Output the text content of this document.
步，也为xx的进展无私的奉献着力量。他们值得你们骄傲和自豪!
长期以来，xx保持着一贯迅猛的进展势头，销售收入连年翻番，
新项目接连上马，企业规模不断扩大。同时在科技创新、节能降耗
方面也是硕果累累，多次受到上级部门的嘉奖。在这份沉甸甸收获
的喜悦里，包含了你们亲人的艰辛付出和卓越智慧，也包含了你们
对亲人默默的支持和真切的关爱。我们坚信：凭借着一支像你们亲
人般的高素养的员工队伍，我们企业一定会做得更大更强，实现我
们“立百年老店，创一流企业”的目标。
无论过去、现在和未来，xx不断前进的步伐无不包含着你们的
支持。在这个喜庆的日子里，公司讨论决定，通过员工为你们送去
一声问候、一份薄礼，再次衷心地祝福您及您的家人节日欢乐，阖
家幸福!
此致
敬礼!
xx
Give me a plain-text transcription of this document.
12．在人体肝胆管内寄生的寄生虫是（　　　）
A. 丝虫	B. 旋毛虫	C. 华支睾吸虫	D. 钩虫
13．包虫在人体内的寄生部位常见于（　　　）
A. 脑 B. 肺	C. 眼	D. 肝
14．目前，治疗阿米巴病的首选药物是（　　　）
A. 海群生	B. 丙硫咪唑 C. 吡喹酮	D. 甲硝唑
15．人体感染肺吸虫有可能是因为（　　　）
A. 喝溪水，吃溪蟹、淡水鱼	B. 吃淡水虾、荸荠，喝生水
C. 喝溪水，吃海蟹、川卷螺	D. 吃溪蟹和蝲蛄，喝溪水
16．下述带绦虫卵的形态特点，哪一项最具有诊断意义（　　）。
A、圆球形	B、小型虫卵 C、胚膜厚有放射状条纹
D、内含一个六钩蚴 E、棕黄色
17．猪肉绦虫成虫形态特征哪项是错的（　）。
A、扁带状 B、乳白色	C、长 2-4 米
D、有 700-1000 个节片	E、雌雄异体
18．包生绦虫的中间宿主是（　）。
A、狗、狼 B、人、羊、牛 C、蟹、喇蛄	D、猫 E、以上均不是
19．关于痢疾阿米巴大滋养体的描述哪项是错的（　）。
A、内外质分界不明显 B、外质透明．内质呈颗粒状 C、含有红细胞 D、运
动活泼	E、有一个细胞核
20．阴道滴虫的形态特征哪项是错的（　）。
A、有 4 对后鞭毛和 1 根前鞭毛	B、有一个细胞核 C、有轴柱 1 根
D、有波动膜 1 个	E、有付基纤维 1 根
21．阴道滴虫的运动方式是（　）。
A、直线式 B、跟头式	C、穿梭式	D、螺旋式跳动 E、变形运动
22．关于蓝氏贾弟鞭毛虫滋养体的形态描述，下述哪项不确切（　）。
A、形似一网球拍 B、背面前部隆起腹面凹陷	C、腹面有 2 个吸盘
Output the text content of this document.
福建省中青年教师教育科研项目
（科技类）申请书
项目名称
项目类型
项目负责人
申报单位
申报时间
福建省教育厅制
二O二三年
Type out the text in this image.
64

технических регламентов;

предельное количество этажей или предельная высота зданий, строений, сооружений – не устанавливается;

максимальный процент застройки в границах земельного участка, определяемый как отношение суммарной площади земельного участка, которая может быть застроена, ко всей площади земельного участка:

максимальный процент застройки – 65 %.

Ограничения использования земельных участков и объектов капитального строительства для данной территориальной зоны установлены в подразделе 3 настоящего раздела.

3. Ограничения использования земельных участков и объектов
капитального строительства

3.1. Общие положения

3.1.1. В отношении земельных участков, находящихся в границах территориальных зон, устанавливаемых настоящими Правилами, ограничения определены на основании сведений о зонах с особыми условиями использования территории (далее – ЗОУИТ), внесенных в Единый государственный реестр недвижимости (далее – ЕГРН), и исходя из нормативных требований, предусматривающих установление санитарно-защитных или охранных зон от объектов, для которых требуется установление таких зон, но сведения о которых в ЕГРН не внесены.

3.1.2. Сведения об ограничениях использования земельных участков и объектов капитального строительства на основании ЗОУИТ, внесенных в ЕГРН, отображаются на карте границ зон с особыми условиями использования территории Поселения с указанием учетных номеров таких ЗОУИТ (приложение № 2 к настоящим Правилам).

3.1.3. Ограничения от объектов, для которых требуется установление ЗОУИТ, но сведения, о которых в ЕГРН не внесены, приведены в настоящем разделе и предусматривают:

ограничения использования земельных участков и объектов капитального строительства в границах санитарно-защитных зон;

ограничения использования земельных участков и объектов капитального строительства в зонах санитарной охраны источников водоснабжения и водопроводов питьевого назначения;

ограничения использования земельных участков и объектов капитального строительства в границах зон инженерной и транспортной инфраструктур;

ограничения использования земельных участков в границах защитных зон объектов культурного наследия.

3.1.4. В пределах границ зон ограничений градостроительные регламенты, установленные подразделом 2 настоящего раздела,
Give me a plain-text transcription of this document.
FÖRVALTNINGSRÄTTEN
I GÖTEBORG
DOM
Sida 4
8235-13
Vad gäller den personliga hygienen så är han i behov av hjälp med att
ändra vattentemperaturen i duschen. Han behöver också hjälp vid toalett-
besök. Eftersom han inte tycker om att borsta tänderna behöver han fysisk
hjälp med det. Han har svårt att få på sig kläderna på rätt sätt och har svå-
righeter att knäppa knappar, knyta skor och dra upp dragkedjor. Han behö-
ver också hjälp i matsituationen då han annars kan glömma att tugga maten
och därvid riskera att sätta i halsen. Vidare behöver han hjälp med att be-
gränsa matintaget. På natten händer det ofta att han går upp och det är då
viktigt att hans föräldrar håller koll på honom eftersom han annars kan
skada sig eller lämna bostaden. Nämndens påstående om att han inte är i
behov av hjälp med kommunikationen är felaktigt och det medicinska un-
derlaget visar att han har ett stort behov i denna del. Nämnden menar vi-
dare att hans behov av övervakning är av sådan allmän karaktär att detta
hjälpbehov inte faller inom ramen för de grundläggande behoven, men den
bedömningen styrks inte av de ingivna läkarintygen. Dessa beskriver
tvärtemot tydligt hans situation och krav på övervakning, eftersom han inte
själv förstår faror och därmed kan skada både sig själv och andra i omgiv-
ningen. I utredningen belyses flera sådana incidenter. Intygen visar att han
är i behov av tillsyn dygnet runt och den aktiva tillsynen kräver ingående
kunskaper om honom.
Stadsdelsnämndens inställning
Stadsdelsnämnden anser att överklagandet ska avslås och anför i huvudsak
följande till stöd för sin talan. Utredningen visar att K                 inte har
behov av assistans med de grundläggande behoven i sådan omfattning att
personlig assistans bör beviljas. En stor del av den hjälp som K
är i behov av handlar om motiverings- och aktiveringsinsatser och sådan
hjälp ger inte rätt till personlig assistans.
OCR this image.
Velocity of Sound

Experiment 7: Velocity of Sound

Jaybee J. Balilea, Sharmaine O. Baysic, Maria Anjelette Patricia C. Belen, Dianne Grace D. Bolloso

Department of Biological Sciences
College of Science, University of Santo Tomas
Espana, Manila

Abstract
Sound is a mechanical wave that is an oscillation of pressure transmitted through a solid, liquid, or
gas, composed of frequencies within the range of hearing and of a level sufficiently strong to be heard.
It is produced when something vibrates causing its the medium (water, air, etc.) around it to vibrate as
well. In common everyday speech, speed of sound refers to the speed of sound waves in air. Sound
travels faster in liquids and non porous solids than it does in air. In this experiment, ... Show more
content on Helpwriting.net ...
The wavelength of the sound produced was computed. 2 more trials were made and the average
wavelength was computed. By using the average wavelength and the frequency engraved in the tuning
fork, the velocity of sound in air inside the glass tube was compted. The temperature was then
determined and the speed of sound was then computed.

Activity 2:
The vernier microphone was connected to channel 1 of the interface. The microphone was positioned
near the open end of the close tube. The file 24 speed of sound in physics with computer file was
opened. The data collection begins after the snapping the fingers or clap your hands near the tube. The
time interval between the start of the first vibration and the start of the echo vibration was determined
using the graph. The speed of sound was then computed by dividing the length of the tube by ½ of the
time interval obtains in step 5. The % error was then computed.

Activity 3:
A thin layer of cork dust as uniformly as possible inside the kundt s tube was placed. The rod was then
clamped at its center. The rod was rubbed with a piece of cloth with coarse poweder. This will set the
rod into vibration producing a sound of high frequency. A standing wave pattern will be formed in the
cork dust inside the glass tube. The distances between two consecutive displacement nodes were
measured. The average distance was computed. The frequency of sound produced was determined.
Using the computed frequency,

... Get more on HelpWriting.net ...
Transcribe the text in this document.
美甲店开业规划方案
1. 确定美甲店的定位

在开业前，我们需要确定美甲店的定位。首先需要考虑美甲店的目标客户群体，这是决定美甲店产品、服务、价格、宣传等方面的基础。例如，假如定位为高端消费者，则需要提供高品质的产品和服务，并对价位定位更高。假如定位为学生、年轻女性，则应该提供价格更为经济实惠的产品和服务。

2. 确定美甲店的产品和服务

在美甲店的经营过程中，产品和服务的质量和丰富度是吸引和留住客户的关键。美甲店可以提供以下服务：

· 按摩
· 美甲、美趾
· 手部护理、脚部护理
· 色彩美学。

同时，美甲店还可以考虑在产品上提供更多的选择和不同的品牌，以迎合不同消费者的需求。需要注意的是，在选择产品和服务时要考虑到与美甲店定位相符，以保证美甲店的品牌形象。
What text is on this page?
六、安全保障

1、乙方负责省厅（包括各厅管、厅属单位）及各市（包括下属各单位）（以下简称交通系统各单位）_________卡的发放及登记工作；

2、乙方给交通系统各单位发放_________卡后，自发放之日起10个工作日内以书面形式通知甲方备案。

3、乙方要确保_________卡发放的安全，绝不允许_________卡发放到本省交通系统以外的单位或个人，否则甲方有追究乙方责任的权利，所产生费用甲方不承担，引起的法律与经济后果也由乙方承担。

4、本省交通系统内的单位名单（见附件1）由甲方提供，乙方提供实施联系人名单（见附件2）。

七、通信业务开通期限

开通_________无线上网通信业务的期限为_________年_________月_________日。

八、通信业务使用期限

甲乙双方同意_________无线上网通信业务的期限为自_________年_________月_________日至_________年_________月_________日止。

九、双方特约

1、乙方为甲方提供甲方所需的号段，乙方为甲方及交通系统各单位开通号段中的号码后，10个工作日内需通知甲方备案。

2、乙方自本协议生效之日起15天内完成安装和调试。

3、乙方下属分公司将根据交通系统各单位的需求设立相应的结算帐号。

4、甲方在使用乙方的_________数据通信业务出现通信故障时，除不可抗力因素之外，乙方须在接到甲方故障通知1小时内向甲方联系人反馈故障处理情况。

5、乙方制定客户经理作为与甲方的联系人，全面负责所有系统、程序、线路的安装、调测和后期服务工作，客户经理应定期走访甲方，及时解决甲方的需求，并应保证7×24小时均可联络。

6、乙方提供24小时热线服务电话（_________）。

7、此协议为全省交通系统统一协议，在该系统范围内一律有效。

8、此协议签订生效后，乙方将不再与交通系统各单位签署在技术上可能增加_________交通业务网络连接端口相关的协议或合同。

——

Identify each line holding the string "процент", and copy it out.

максимальный процент застройки в границах земельного участка, определяемый как отношение суммарной площади земельного участка, которая может быть застроена, ко всей площади земельного участка:
максимальный процент застройки – 65 %.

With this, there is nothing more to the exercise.